### EXERCISE OBJECTIVE
Each record is to be transcribed exactly.

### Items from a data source
** start **
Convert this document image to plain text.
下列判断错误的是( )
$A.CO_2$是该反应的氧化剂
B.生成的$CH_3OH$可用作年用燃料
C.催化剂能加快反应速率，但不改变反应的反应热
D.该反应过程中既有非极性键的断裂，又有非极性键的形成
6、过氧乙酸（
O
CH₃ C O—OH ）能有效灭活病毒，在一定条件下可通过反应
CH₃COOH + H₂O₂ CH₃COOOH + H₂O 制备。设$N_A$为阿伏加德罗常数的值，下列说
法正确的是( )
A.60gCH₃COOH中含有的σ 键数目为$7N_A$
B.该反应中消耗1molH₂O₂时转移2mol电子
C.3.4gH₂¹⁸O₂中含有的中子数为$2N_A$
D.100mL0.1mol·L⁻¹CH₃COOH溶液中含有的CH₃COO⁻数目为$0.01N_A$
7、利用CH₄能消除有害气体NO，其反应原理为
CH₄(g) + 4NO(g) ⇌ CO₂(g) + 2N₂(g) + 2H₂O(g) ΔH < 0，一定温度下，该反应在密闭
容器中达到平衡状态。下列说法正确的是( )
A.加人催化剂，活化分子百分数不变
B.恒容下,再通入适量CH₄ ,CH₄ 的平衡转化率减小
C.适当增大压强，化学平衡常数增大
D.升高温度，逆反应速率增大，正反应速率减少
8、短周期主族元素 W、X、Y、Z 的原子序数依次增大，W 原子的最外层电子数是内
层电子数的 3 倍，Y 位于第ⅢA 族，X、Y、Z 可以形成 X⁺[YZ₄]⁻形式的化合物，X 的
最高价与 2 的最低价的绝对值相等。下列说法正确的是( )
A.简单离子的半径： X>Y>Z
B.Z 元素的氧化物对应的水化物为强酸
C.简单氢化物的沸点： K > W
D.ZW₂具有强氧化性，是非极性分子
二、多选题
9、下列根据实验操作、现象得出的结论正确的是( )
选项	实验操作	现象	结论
** end **
### OUTPUT OF THE EXERCISE
Convert this document image to plain text.
下列判断错误的是( )
$A.CO_2$是该反应的氧化剂
B.生成的$CH_3OH$可用作年用燃料
C.催化剂能加快反应速率，但不改变反应的反应热
D.该反应过程中既有非极性键的断裂，又有非极性键的形成
6、过氧乙酸（
O
CH₃ C O—OH ）能有效灭活病毒，在一定条件下可通过反应
CH₃COOH + H₂O₂ CH₃COOOH + H₂O 制备。设$N_A$为阿伏加德罗常数的值，下列说
法正确的是( )
A.60gCH₃COOH中含有的σ 键数目为$7N_A$
B.该反应中消耗1molH₂O₂时转移2mol电子
C.3.4gH₂¹⁸O₂中含有的中子数为$2N_A$
D.100mL0.1mol·L⁻¹CH₃COOH溶液中含有的CH₃COO⁻数目为$0.01N_A$
7、利用CH₄能消除有害气体NO，其反应原理为
CH₄(g) + 4NO(g) ⇌ CO₂(g) + 2N₂(g) + 2H₂O(g) ΔH < 0，一定温度下，该反应在密闭
容器中达到平衡状态。下列说法正确的是( )
A.加人催化剂，活化分子百分数不变
B.恒容下,再通入适量CH₄ ,CH₄ 的平衡转化率减小
C.适当增大压强，化学平衡常数增大
D.升高温度，逆反应速率增大，正反应速率减少
8、短周期主族元素 W、X、Y、Z 的原子序数依次增大，W 原子的最外层电子数是内
层电子数的 3 倍，Y 位于第ⅢA 族，X、Y、Z 可以形成 X⁺[YZ₄]⁻形式的化合物，X 的
最高价与 2 的最低价的绝对值相等。下列说法正确的是( )
A.简单离子的半径： X>Y>Z
B.Z 元素的氧化物对应的水化物为强酸
C.简单氢化物的沸点： K > W
D.ZW₂具有强氧化性，是非极性分子
二、多选题
9、下列根据实验操作、现象得出的结论正确的是( )
选项	实验操作	现象	结论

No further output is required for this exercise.